*Work instructions*: The required output is the exact sequence of lines from the line holding "Type out the text in this image." to the end of the records, inclusive.

*Record excerpts*:
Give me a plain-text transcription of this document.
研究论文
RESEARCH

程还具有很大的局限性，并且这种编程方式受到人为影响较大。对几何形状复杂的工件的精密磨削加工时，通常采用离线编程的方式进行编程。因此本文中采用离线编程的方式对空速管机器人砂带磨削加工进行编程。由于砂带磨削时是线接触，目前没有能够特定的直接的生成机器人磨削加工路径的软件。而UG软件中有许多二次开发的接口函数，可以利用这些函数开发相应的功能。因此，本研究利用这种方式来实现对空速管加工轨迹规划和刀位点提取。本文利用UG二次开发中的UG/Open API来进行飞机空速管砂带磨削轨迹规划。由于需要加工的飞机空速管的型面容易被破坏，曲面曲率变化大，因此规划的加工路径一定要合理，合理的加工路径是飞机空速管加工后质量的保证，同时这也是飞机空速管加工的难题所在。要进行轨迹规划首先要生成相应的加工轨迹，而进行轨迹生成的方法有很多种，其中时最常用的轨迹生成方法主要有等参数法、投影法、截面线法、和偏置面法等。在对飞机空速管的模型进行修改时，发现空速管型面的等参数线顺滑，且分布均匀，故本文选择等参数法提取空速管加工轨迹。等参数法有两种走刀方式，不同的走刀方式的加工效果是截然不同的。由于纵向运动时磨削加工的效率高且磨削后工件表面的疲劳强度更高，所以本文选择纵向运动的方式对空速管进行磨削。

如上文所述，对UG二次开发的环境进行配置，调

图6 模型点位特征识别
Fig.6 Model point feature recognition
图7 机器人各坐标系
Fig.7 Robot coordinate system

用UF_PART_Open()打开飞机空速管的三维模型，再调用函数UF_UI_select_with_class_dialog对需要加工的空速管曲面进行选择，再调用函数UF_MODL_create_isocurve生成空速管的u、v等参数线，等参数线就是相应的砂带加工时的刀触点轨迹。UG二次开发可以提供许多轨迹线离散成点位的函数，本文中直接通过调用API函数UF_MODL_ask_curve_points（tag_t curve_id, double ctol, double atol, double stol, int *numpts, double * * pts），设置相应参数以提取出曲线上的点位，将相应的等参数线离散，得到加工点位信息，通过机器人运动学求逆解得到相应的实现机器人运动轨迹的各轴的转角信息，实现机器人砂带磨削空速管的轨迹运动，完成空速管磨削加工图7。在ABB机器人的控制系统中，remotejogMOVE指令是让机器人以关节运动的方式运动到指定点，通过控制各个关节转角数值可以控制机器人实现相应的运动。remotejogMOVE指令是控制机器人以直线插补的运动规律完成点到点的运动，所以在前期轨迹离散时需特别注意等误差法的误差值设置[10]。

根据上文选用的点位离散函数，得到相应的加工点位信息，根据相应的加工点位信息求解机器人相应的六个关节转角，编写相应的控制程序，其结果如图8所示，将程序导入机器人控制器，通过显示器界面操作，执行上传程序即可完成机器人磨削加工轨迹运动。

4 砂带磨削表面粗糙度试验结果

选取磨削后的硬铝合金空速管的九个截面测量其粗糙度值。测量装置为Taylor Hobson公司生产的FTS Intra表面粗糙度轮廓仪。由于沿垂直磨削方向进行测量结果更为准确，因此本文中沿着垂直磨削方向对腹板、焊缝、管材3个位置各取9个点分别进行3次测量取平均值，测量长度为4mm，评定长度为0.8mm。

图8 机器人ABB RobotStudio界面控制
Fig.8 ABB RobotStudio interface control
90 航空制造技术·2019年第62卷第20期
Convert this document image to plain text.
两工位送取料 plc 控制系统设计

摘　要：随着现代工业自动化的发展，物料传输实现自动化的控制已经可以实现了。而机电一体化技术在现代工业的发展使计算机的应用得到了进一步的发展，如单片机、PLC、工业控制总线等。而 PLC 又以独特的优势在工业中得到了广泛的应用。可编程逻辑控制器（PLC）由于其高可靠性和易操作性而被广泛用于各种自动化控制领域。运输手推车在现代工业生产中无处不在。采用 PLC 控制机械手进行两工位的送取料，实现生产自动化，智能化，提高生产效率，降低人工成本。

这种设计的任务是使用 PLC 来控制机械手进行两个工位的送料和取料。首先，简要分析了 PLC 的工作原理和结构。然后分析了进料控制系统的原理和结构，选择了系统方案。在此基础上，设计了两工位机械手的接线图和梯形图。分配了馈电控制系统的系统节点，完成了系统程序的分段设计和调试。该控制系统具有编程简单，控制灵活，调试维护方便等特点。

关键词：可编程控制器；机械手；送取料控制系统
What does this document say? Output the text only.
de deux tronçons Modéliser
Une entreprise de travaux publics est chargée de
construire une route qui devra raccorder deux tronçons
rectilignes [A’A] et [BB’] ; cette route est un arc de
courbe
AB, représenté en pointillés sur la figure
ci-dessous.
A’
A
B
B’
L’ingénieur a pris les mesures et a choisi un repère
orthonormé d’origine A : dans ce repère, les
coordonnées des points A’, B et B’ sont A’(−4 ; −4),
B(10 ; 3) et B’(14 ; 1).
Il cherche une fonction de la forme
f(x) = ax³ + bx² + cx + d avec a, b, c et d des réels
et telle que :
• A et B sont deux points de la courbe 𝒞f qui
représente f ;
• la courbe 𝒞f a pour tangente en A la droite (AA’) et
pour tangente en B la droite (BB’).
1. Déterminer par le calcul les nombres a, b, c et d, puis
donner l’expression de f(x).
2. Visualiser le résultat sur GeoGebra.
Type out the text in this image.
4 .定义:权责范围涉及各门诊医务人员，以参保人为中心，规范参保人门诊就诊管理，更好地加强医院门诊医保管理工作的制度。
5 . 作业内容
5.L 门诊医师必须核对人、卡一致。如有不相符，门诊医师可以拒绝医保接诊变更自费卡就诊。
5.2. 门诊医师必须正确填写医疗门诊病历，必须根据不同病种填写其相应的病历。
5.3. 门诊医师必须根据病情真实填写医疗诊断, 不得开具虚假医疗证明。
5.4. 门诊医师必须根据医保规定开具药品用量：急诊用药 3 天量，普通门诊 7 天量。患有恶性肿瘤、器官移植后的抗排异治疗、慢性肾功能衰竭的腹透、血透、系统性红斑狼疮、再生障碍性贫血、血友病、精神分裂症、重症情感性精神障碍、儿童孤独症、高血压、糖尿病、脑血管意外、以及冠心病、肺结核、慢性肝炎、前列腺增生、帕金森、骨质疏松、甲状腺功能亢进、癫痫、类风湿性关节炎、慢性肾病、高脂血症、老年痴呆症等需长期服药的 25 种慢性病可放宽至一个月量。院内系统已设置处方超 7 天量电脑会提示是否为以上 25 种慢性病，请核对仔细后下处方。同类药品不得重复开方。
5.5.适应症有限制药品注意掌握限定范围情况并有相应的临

*Result of the task*:
Type out the text in this image.
4 .定义:权责范围涉及各门诊医务人员，以参保人为中心，规范参保人门诊就诊管理，更好地加强医院门诊医保管理工作的制度。
5 . 作业内容
5.L 门诊医师必须核对人、卡一致。如有不相符，门诊医师可以拒绝医保接诊变更自费卡就诊。
5.2. 门诊医师必须正确填写医疗门诊病历，必须根据不同病种填写其相应的病历。
5.3. 门诊医师必须根据病情真实填写医疗诊断, 不得开具虚假医疗证明。
5.4. 门诊医师必须根据医保规定开具药品用量：急诊用药 3 天量，普通门诊 7 天量。患有恶性肿瘤、器官移植后的抗排异治疗、慢性肾功能衰竭的腹透、血透、系统性红斑狼疮、再生障碍性贫血、血友病、精神分裂症、重症情感性精神障碍、儿童孤独症、高血压、糖尿病、脑血管意外、以及冠心病、肺结核、慢性肝炎、前列腺增生、帕金森、骨质疏松、甲状腺功能亢进、癫痫、类风湿性关节炎、慢性肾病、高脂血症、老年痴呆症等需长期服药的 25 种慢性病可放宽至一个月量。院内系统已设置处方超 7 天量电脑会提示是否为以上 25 种慢性病，请核对仔细后下处方。同类药品不得重复开方。
5.5.适应症有限制药品注意掌握限定范围情况并有相应的临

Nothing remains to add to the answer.